Count the lines of the items that contain the string "group", treating uppercase and lowercase as different. Reply with the number alone.

Data for processing:
>> Begin

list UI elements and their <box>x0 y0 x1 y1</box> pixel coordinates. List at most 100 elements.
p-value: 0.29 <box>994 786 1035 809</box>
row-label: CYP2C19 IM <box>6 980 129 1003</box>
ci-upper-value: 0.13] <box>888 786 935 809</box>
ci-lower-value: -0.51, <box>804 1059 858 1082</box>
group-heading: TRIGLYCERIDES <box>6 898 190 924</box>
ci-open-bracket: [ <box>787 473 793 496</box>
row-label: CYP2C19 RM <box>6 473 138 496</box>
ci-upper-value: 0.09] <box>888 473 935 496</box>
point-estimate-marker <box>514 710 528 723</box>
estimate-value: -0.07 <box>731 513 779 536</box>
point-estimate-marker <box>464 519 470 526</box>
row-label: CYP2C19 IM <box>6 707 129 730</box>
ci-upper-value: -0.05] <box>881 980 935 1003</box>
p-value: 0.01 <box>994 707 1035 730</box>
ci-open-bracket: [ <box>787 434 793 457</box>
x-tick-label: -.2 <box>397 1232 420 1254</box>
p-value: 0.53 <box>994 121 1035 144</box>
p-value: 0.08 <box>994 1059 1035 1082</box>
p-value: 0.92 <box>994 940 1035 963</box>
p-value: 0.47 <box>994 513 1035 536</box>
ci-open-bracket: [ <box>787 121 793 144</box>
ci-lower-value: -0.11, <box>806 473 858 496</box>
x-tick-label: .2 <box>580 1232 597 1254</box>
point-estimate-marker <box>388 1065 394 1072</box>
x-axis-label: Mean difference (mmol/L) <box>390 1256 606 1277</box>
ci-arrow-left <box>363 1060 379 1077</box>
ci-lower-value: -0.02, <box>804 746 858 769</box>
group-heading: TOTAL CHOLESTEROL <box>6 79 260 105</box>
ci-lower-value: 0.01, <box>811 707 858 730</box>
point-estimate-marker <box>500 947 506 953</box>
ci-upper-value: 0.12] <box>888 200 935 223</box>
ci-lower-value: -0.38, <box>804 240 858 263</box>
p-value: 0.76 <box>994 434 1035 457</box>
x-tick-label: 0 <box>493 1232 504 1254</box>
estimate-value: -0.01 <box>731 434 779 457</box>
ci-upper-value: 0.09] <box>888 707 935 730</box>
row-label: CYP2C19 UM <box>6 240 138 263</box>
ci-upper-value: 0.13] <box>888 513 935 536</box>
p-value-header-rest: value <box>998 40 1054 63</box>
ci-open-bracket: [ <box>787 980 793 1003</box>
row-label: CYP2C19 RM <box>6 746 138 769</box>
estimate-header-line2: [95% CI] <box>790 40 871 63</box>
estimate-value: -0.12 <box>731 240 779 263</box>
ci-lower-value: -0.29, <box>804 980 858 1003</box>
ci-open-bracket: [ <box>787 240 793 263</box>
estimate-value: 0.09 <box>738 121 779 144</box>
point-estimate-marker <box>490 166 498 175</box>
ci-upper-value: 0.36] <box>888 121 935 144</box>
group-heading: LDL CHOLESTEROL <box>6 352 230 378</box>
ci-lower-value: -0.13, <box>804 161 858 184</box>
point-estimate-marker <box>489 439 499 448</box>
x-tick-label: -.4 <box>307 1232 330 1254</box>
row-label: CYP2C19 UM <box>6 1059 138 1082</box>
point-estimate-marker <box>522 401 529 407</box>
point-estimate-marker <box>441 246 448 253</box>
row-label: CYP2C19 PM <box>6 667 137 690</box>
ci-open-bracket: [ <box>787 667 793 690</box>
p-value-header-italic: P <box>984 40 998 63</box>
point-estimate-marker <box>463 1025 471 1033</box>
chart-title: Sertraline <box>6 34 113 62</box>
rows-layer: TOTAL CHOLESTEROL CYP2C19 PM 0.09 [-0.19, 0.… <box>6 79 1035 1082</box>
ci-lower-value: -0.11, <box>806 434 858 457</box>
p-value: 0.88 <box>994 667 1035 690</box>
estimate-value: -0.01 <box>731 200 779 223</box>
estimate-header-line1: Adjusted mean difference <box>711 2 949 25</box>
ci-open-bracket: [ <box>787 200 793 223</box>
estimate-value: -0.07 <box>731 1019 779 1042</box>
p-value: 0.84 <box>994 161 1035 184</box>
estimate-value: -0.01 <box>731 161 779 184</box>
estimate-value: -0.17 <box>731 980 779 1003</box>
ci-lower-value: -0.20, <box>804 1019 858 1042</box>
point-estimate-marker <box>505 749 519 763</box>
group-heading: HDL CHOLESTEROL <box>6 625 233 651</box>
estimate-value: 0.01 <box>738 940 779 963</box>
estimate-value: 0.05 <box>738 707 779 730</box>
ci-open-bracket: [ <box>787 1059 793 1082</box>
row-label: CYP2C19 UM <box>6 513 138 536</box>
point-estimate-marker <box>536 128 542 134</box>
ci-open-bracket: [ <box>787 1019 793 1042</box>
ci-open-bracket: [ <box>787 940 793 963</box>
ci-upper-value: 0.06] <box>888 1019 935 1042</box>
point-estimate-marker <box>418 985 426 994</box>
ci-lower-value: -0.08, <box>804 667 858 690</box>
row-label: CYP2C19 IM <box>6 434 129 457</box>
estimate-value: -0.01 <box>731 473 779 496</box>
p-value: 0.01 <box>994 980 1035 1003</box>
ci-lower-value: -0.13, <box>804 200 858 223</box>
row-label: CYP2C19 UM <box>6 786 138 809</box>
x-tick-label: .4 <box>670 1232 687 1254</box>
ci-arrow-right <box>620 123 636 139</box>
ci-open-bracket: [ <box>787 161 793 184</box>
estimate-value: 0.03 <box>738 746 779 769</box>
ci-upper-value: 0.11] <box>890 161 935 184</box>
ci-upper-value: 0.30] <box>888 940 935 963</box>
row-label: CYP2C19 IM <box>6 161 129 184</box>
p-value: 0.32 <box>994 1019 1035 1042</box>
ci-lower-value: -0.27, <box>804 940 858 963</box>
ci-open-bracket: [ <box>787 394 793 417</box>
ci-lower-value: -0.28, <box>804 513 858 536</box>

>> End

Solution to this task: 4